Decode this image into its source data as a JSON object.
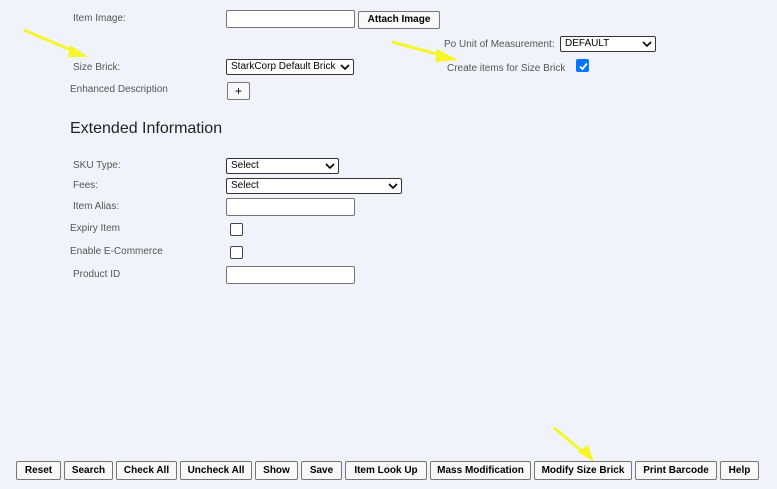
{
  "form": {
    "item_image_label": "Item Image:",
    "attach_image_button": "Attach Image",
    "po_unit_label": "Po Unit of Measurement:",
    "po_unit_value": "DEFAULT",
    "size_brick_label": "Size Brick:",
    "size_brick_value": "StarkCorp Default Brick",
    "create_items_label": "Create items for Size Brick",
    "create_items_checked": true,
    "enhanced_description_label": "Enhanced Description",
    "enhanced_description_button": "+"
  },
  "extended": {
    "heading": "Extended Information",
    "sku_type_label": "SKU Type:",
    "sku_type_value": "Select",
    "fees_label": "Fees:",
    "fees_value": "Select",
    "item_alias_label": "Item Alias:",
    "expiry_item_label": "Expiry Item",
    "enable_ecommerce_label": "Enable E-Commerce",
    "product_id_label": "Product ID"
  },
  "toolbar": {
    "reset": "Reset",
    "search": "Search",
    "check_all": "Check All",
    "uncheck_all": "Uncheck All",
    "show": "Show",
    "save": "Save",
    "item_look_up": "Item Look Up",
    "mass_modification": "Mass Modification",
    "modify_size_brick": "Modify Size Brick",
    "print_barcode": "Print Barcode",
    "help": "Help"
  },
  "colors": {
    "background": "#f0f4fa",
    "checkbox_accent": "#0075ff",
    "annotation_arrow": "#f5f52a"
  },
  "icons": {
    "dropdown": "chevron-down-icon",
    "checkbox_checked": "checkmark-icon",
    "annotation": "yellow-arrow-icon"
  }
}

____________

• _Aim_: Write out the material above once more, exactly as it reads, with no pictures.

• _The response_:
Decode this image into its source data as a JSON object.
{
  "form": {
    "item_image_label": "Item Image:",
    "attach_image_button": "Attach Image",
    "po_unit_label": "Po Unit of Measurement:",
    "po_unit_value": "DEFAULT",
    "size_brick_label": "Size Brick:",
    "size_brick_value": "StarkCorp Default Brick",
    "create_items_label": "Create items for Size Brick",
    "create_items_checked": true,
    "enhanced_description_label": "Enhanced Description",
    "enhanced_description_button": "+"
  },
  "extended": {
    "heading": "Extended Information",
    "sku_type_label": "SKU Type:",
    "sku_type_value": "Select",
    "fees_label": "Fees:",
    "fees_value": "Select",
    "item_alias_label": "Item Alias:",
    "expiry_item_label": "Expiry Item",
    "enable_ecommerce_label": "Enable E-Commerce",
    "product_id_label": "Product ID"
  },
  "toolbar": {
    "reset": "Reset",
    "search": "Search",
    "check_all": "Check All",
    "uncheck_all": "Uncheck All",
    "show": "Show",
    "save": "Save",
    "item_look_up": "Item Look Up",
    "mass_modification": "Mass Modification",
    "modify_size_brick": "Modify Size Brick",
    "print_barcode": "Print Barcode",
    "help": "Help"
  },
  "colors": {
    "background": "#f0f4fa",
    "checkbox_accent": "#0075ff",
    "annotation_arrow": "#f5f52a"
  },
  "icons": {
    "dropdown": "chevron-down-icon",
    "checkbox_checked": "checkmark-icon",
    "annotation": "yellow-arrow-icon"
  }
}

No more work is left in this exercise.